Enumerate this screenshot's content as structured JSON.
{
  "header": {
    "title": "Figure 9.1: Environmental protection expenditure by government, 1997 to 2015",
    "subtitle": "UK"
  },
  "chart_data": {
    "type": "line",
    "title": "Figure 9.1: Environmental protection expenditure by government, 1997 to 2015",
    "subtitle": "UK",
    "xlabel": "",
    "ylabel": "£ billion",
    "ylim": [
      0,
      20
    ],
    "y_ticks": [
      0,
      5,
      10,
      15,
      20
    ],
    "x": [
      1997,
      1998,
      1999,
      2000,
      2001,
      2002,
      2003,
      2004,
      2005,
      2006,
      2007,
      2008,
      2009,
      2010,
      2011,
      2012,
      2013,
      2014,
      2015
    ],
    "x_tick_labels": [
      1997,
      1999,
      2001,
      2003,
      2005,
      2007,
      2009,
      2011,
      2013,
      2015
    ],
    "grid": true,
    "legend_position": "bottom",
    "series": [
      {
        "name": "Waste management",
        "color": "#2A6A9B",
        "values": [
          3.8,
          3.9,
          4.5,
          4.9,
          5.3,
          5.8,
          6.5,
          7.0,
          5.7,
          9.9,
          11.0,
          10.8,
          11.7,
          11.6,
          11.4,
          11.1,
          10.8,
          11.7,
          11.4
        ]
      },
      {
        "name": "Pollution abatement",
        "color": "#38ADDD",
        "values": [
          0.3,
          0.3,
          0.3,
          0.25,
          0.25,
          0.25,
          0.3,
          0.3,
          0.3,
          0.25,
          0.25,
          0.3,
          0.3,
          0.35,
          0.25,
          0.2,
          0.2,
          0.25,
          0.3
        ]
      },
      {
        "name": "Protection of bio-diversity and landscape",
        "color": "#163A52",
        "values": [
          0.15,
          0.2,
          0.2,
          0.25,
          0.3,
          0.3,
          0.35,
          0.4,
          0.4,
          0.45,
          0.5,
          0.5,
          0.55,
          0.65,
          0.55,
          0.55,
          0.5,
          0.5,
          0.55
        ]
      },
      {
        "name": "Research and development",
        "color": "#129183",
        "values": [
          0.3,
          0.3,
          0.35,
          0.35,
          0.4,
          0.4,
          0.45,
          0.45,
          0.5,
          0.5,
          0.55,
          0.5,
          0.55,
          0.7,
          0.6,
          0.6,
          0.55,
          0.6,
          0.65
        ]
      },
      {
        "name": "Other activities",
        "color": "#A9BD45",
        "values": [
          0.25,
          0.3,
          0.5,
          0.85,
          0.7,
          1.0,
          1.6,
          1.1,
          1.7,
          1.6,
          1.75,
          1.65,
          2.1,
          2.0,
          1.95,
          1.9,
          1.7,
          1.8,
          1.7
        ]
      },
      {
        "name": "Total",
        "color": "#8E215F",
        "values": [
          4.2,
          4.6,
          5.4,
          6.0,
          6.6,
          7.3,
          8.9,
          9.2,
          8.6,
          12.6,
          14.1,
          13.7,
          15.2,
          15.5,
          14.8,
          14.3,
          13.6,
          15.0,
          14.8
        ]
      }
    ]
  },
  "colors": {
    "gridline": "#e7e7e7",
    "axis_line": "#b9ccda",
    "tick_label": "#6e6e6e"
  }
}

..............................

Exercise ▸ Of the lines above, copy each that contains "name".

Correct result ▸
        "name": "Waste management",
        "name": "Pollution abatement",
        "name": "Protection of bio-diversity and landscape",
        "name": "Research and development",
        "name": "Other activities",
        "name": "Total",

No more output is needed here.